Raw records >>
--- begin ---
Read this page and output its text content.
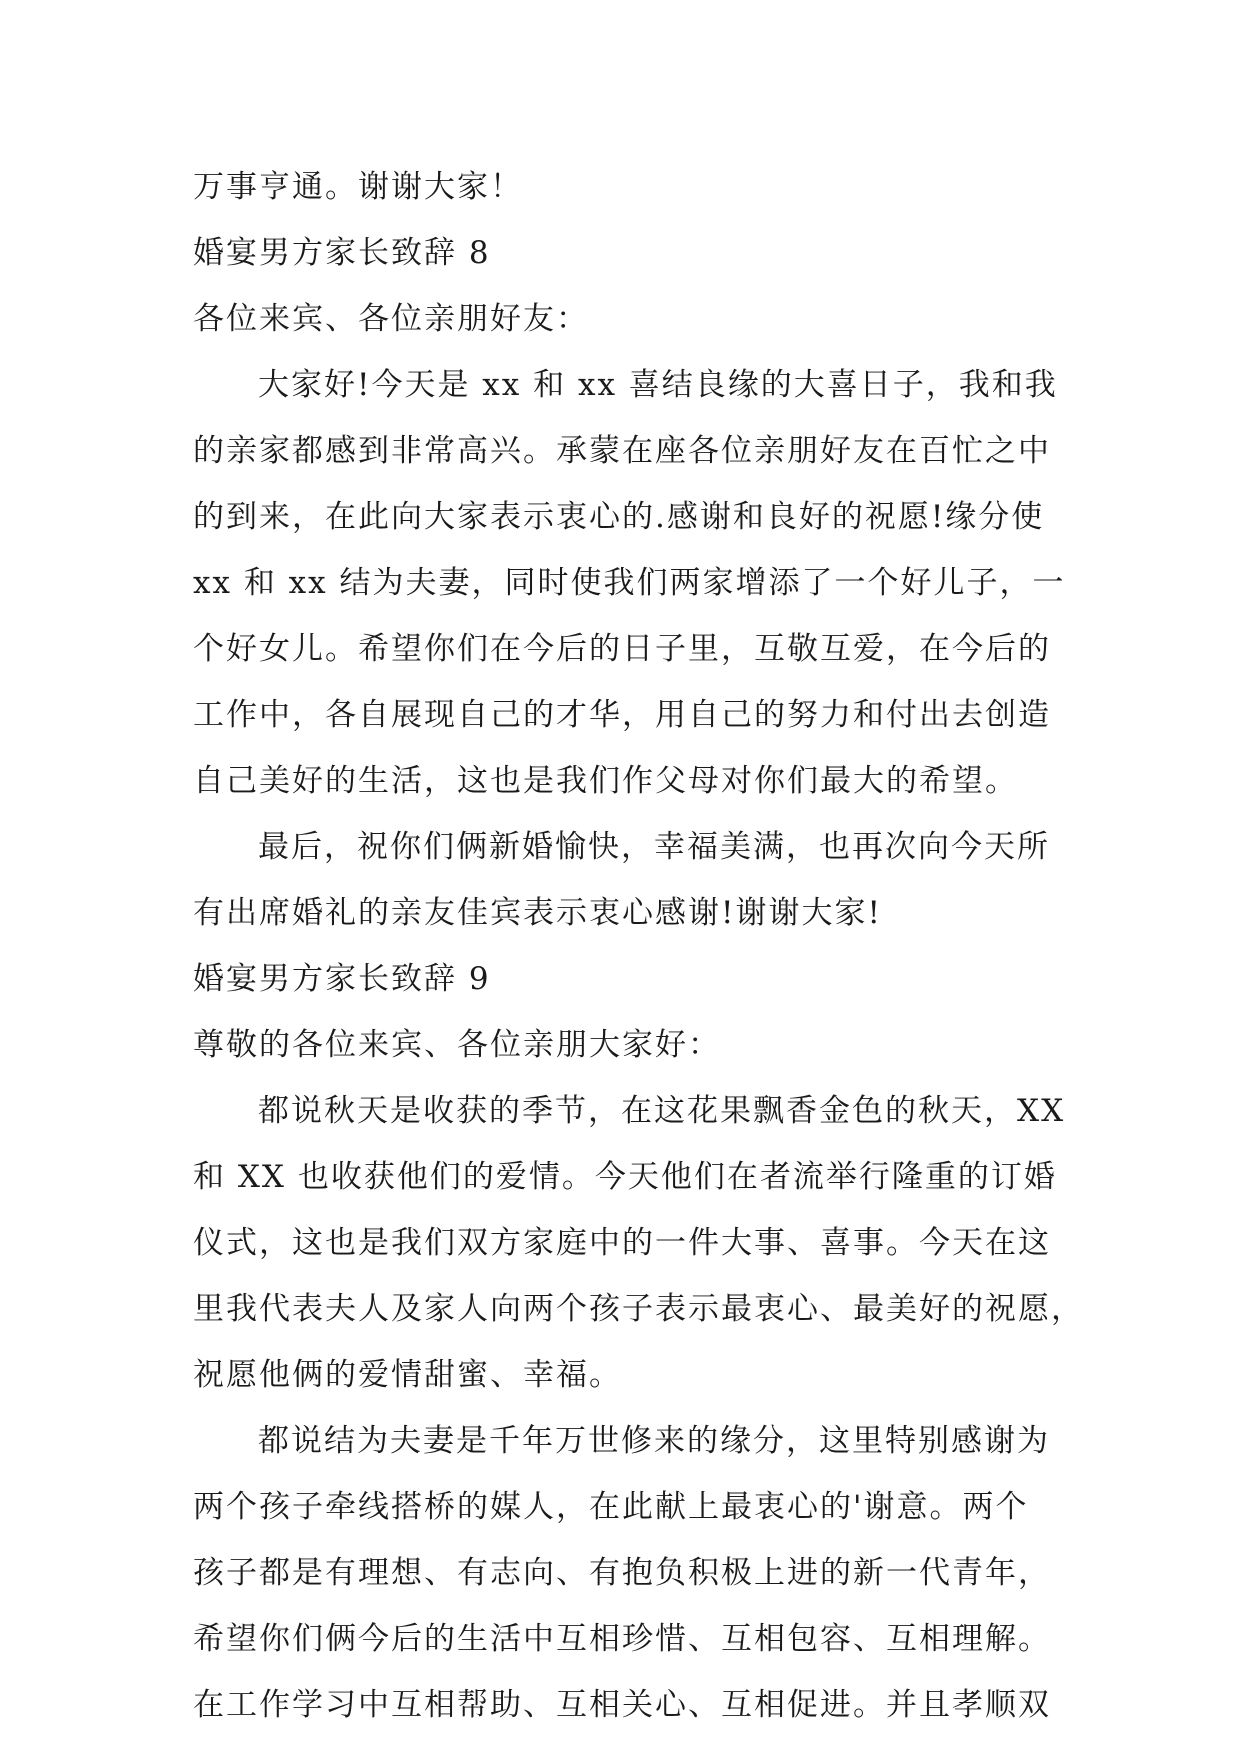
万事亨通。谢谢大家！
婚宴男方家长致辞 8
各位来宾、各位亲朋好友：
大家好!今天是 xx 和 xx 喜结良缘的大喜日子，我和我
的亲家都感到非常高兴。承蒙在座各位亲朋好友在百忙之中
的到来，在此向大家表示衷心的.感谢和良好的祝愿!缘分使
xx 和 xx 结为夫妻，同时使我们两家增添了一个好儿子，一
个好女儿。希望你们在今后的日子里，互敬互爱，在今后的
工作中，各自展现自己的才华，用自己的努力和付出去创造
自己美好的生活，这也是我们作父母对你们最大的希望。
最后，祝你们俩新婚愉快，幸福美满，也再次向今天所
有出席婚礼的亲友佳宾表示衷心感谢!谢谢大家!
婚宴男方家长致辞 9
尊敬的各位来宾、各位亲朋大家好：
都说秋天是收获的季节，在这花果飘香金色的秋天，XX
和 XX 也收获他们的爱情。今天他们在者流举行隆重的订婚
仪式，这也是我们双方家庭中的一件大事、喜事。今天在这
里我代表夫人及家人向两个孩子表示最衷心、最美好的祝愿，
祝愿他俩的爱情甜蜜、幸福。
都说结为夫妻是千年万世修来的缘分，这里特别感谢为
两个孩子牵线搭桥的媒人，在此献上最衷心的'谢意。两个
孩子都是有理想、有志向、有抱负积极上进的新一代青年，
希望你们俩今后的生活中互相珍惜、互相包容、互相理解。
在工作学习中互相帮助、互相关心、互相促进。并且孝顺双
--- end ---
Using the data above, print every line exactly, omitting pictures.

Worked answer >>
Read this page and output its text content.
万事亨通。谢谢大家！
婚宴男方家长致辞 8
各位来宾、各位亲朋好友：
大家好!今天是 xx 和 xx 喜结良缘的大喜日子，我和我
的亲家都感到非常高兴。承蒙在座各位亲朋好友在百忙之中
的到来，在此向大家表示衷心的.感谢和良好的祝愿!缘分使
xx 和 xx 结为夫妻，同时使我们两家增添了一个好儿子，一
个好女儿。希望你们在今后的日子里，互敬互爱，在今后的
工作中，各自展现自己的才华，用自己的努力和付出去创造
自己美好的生活，这也是我们作父母对你们最大的希望。
最后，祝你们俩新婚愉快，幸福美满，也再次向今天所
有出席婚礼的亲友佳宾表示衷心感谢!谢谢大家!
婚宴男方家长致辞 9
尊敬的各位来宾、各位亲朋大家好：
都说秋天是收获的季节，在这花果飘香金色的秋天，XX
和 XX 也收获他们的爱情。今天他们在者流举行隆重的订婚
仪式，这也是我们双方家庭中的一件大事、喜事。今天在这
里我代表夫人及家人向两个孩子表示最衷心、最美好的祝愿，
祝愿他俩的爱情甜蜜、幸福。
都说结为夫妻是千年万世修来的缘分，这里特别感谢为
两个孩子牵线搭桥的媒人，在此献上最衷心的'谢意。两个
孩子都是有理想、有志向、有抱负积极上进的新一代青年，
希望你们俩今后的生活中互相珍惜、互相包容、互相理解。
在工作学习中互相帮助、互相关心、互相促进。并且孝顺双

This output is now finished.